# [Extracted information]
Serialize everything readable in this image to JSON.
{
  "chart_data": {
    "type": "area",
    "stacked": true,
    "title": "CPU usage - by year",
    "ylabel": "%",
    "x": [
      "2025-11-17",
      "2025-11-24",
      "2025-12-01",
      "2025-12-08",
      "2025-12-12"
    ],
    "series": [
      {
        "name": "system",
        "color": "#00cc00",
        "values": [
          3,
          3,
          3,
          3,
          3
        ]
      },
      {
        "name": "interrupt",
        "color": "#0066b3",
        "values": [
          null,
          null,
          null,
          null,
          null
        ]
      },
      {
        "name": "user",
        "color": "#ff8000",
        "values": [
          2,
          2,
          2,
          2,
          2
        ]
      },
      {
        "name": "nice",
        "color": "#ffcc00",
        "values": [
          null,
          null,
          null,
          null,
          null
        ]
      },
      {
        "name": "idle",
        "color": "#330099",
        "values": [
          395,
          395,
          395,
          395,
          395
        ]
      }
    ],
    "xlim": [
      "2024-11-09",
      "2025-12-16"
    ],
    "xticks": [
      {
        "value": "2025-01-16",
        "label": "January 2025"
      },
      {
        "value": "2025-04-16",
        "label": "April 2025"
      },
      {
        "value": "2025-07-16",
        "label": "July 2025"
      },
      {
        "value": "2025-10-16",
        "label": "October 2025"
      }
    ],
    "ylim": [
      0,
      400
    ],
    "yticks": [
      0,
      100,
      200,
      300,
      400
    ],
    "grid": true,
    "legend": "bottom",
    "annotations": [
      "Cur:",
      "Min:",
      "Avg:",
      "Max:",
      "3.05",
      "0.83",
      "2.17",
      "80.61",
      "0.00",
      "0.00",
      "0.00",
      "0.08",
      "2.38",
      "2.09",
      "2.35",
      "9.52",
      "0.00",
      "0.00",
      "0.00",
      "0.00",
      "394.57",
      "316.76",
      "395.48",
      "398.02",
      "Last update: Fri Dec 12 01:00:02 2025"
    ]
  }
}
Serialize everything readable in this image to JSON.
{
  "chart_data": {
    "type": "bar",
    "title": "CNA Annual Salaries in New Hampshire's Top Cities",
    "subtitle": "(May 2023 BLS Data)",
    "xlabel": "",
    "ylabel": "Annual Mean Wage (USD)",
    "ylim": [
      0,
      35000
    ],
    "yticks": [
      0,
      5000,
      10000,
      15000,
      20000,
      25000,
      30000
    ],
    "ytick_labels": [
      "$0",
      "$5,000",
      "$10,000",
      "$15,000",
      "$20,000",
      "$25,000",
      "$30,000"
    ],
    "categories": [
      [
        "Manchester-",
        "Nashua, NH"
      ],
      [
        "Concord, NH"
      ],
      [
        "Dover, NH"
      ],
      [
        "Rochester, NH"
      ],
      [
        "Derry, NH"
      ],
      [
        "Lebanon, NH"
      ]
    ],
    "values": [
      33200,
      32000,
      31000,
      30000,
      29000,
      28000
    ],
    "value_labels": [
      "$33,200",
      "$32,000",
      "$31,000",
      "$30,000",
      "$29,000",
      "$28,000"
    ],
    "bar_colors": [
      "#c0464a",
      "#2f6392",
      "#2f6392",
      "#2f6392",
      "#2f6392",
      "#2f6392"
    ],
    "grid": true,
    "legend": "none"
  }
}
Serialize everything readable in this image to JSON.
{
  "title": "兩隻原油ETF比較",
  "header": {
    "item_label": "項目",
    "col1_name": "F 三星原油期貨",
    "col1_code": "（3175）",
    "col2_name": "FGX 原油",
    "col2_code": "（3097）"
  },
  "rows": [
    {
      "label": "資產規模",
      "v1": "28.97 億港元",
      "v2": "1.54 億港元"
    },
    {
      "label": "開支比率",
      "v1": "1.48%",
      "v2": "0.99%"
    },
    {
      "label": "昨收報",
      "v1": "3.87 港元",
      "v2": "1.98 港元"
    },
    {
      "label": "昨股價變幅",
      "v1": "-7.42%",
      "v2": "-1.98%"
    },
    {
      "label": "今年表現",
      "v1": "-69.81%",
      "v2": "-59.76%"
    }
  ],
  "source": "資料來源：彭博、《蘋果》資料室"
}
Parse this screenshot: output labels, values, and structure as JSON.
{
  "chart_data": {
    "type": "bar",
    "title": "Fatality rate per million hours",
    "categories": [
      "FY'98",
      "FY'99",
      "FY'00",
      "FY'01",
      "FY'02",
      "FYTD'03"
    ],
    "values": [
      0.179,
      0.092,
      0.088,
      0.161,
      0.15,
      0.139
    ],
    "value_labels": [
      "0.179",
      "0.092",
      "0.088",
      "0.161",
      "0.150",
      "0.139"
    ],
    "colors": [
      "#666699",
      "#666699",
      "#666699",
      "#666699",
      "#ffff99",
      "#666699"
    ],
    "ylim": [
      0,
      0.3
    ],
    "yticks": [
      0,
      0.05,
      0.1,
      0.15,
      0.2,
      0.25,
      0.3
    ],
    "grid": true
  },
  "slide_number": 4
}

# [Exercise objective]
Quote each line of the data above exactly as written.

# [Written answer]
Serialize everything readable in this image to JSON.
{
  "chart_data": {
    "type": "area",
    "stacked": true,
    "title": "CPU usage - by year",
    "ylabel": "%",
    "x": [
      "2025-11-17",
      "2025-11-24",
      "2025-12-01",
      "2025-12-08",
      "2025-12-12"
    ],
    "series": [
      {
        "name": "system",
        "color": "#00cc00",
        "values": [
          3,
          3,
          3,
          3,
          3
        ]
      },
      {
        "name": "interrupt",
        "color": "#0066b3",
        "values": [
          null,
          null,
          null,
          null,
          null
        ]
      },
      {
        "name": "user",
        "color": "#ff8000",
        "values": [
          2,
          2,
          2,
          2,
          2
        ]
      },
      {
        "name": "nice",
        "color": "#ffcc00",
        "values": [
          null,
          null,
          null,
          null,
          null
        ]
      },
      {
        "name": "idle",
        "color": "#330099",
        "values": [
          395,
          395,
          395,
          395,
          395
        ]
      }
    ],
    "xlim": [
      "2024-11-09",
      "2025-12-16"
    ],
    "xticks": [
      {
        "value": "2025-01-16",
        "label": "January 2025"
      },
      {
        "value": "2025-04-16",
        "label": "April 2025"
      },
      {
        "value": "2025-07-16",
        "label": "July 2025"
      },
      {
        "value": "2025-10-16",
        "label": "October 2025"
      }
    ],
    "ylim": [
      0,
      400
    ],
    "yticks": [
      0,
      100,
      200,
      300,
      400
    ],
    "grid": true,
    "legend": "bottom",
    "annotations": [
      "Cur:",
      "Min:",
      "Avg:",
      "Max:",
      "3.05",
      "0.83",
      "2.17",
      "80.61",
      "0.00",
      "0.00",
      "0.00",
      "0.08",
      "2.38",
      "2.09",
      "2.35",
      "9.52",
      "0.00",
      "0.00",
      "0.00",
      "0.00",
      "394.57",
      "316.76",
      "395.48",
      "398.02",
      "Last update: Fri Dec 12 01:00:02 2025"
    ]
  }
}
Serialize everything readable in this image to JSON.
{
  "chart_data": {
    "type": "bar",
    "title": "CNA Annual Salaries in New Hampshire's Top Cities",
    "subtitle": "(May 2023 BLS Data)",
    "xlabel": "",
    "ylabel": "Annual Mean Wage (USD)",
    "ylim": [
      0,
      35000
    ],
    "yticks": [
      0,
      5000,
      10000,
      15000,
      20000,
      25000,
      30000
    ],
    "ytick_labels": [
      "$0",
      "$5,000",
      "$10,000",
      "$15,000",
      "$20,000",
      "$25,000",
      "$30,000"
    ],
    "categories": [
      [
        "Manchester-",
        "Nashua, NH"
      ],
      [
        "Concord, NH"
      ],
      [
        "Dover, NH"
      ],
      [
        "Rochester, NH"
      ],
      [
        "Derry, NH"
      ],
      [
        "Lebanon, NH"
      ]
    ],
    "values": [
      33200,
      32000,
      31000,
      30000,
      29000,
      28000
    ],
    "value_labels": [
      "$33,200",
      "$32,000",
      "$31,000",
      "$30,000",
      "$29,000",
      "$28,000"
    ],
    "bar_colors": [
      "#c0464a",
      "#2f6392",
      "#2f6392",
      "#2f6392",
      "#2f6392",
      "#2f6392"
    ],
    "grid": true,
    "legend": "none"
  }
}
Serialize everything readable in this image to JSON.
{
  "title": "兩隻原油ETF比較",
  "header": {
    "item_label": "項目",
    "col1_name": "F 三星原油期貨",
    "col1_code": "（3175）",
    "col2_name": "FGX 原油",
    "col2_code": "（3097）"
  },
  "rows": [
    {
      "label": "資產規模",
      "v1": "28.97 億港元",
      "v2": "1.54 億港元"
    },
    {
      "label": "開支比率",
      "v1": "1.48%",
      "v2": "0.99%"
    },
    {
      "label": "昨收報",
      "v1": "3.87 港元",
      "v2": "1.98 港元"
    },
    {
      "label": "昨股價變幅",
      "v1": "-7.42%",
      "v2": "-1.98%"
    },
    {
      "label": "今年表現",
      "v1": "-69.81%",
      "v2": "-59.76%"
    }
  ],
  "source": "資料來源：彭博、《蘋果》資料室"
}
Parse this screenshot: output labels, values, and structure as JSON.
{
  "chart_data": {
    "type": "bar",
    "title": "Fatality rate per million hours",
    "categories": [
      "FY'98",
      "FY'99",
      "FY'00",
      "FY'01",
      "FY'02",
      "FYTD'03"
    ],
    "values": [
      0.179,
      0.092,
      0.088,
      0.161,
      0.15,
      0.139
    ],
    "value_labels": [
      "0.179",
      "0.092",
      "0.088",
      "0.161",
      "0.150",
      "0.139"
    ],
    "colors": [
      "#666699",
      "#666699",
      "#666699",
      "#666699",
      "#ffff99",
      "#666699"
    ],
    "ylim": [
      0,
      0.3
    ],
    "yticks": [
      0,
      0.05,
      0.1,
      0.15,
      0.2,
      0.25,
      0.3
    ],
    "grid": true
  },
  "slide_number": 4
}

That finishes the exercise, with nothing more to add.